Copy out each line of the data below in which the string "factor" appears.

(Records from a collection)
╔══
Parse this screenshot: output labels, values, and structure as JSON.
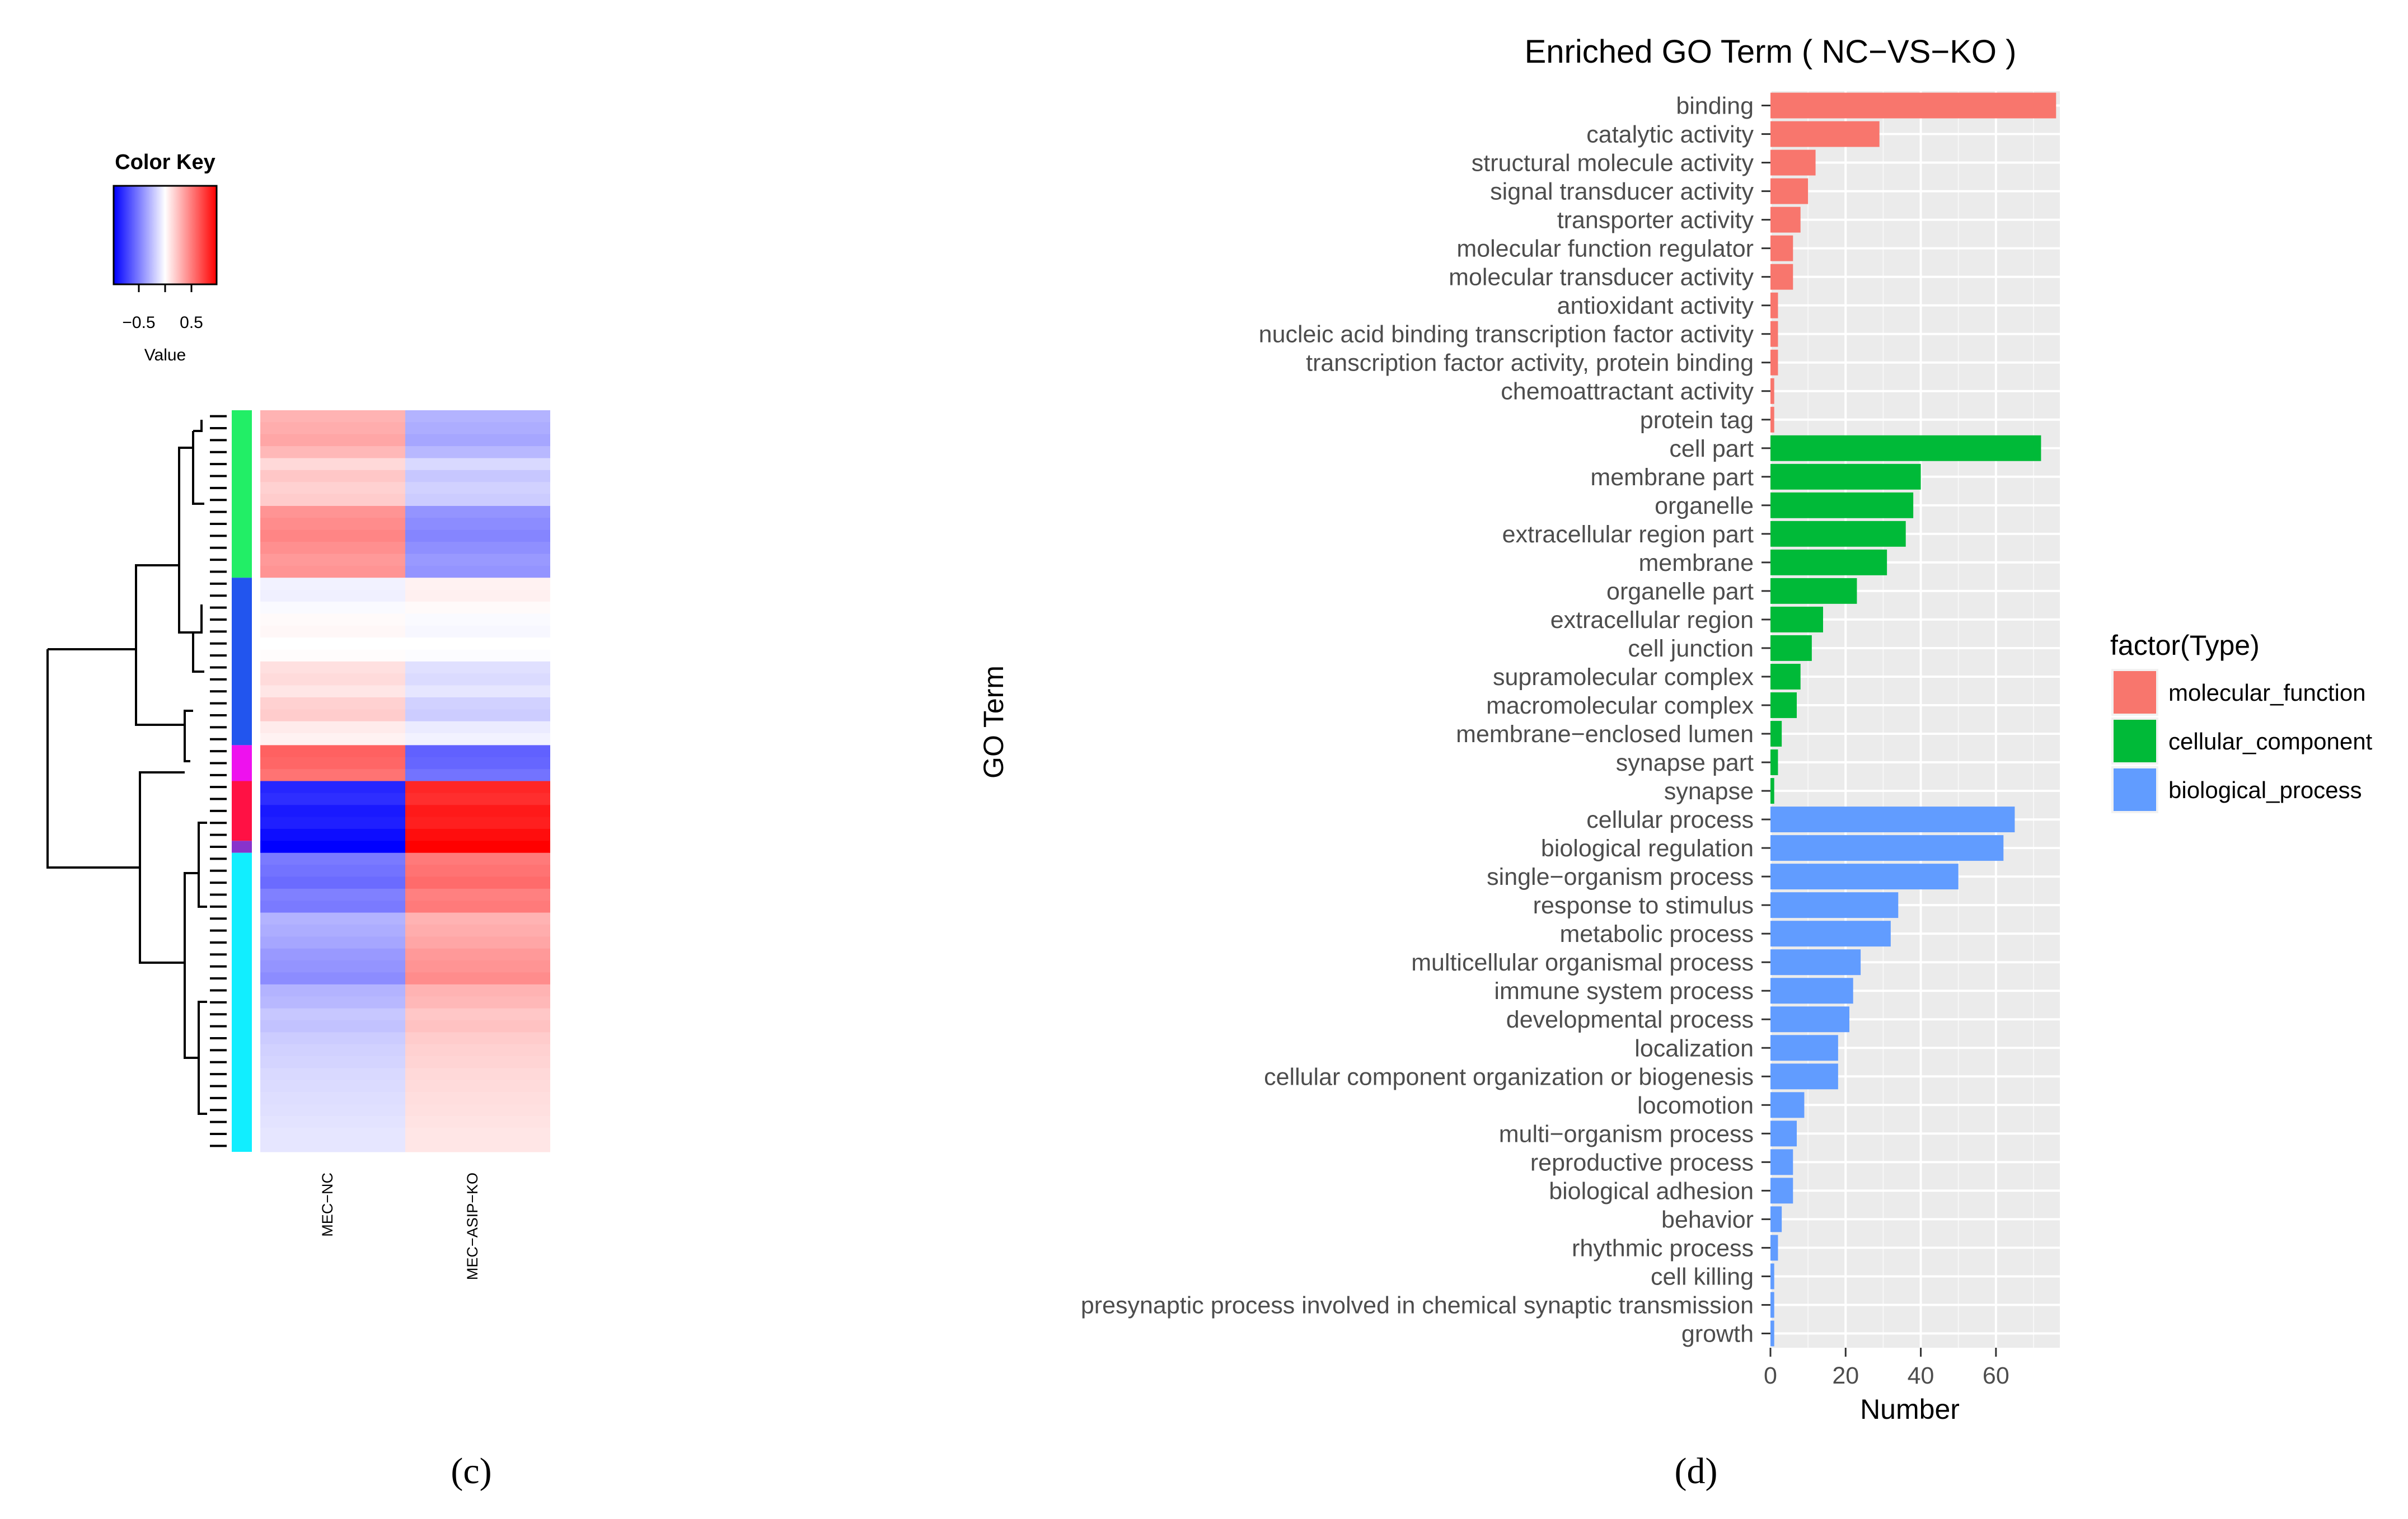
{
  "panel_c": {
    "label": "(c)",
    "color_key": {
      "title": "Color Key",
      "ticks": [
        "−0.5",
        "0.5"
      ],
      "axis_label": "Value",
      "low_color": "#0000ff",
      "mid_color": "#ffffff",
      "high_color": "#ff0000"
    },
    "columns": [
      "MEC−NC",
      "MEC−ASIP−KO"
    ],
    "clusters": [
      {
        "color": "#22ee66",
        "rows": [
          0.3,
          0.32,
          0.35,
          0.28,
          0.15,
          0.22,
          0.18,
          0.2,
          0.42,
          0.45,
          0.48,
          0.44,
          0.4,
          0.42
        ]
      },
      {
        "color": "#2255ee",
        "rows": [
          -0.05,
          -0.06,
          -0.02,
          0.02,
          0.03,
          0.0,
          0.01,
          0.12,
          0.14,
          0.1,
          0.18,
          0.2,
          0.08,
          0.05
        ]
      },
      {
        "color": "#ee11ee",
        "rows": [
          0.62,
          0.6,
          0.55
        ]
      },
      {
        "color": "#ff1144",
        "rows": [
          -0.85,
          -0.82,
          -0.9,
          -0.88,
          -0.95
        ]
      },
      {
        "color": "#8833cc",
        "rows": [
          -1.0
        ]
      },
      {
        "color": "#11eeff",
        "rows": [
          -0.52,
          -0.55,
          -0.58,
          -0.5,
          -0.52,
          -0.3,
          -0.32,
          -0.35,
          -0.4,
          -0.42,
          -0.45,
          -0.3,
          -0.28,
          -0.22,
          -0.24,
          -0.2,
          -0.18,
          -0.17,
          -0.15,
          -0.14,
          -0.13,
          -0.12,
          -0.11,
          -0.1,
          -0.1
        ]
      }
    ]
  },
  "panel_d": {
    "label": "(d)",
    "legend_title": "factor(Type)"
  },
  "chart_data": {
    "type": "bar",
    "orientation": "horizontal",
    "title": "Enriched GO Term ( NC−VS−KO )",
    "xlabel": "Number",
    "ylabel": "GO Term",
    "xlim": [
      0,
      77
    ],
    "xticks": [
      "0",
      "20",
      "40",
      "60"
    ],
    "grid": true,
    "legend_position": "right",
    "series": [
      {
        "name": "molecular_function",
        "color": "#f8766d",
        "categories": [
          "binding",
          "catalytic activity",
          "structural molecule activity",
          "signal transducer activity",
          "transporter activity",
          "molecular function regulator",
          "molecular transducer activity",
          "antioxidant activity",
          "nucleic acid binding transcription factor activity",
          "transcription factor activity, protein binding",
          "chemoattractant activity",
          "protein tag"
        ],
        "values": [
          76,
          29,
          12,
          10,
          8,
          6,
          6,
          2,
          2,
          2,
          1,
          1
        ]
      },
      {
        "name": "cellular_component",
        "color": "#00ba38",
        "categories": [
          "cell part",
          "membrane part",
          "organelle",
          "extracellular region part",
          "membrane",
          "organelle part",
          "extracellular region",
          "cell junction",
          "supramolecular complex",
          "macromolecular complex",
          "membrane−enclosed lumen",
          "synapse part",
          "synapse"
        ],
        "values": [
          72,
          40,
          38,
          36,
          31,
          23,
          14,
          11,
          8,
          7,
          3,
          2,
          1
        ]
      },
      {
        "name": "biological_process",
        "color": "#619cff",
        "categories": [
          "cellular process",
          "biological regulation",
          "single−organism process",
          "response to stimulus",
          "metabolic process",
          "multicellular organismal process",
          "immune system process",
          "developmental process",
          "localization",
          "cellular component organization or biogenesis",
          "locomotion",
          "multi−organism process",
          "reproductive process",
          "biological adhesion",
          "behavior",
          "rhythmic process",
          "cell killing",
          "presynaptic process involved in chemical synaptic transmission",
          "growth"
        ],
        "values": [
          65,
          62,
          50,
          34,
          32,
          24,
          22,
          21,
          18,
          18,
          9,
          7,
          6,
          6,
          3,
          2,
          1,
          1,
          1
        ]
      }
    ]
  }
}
╚══
• EXPECTED ANSWER:
    "legend_title": "factor(Type)"
          "nucleic acid binding transcription factor activity",
          "transcription factor activity, protein binding",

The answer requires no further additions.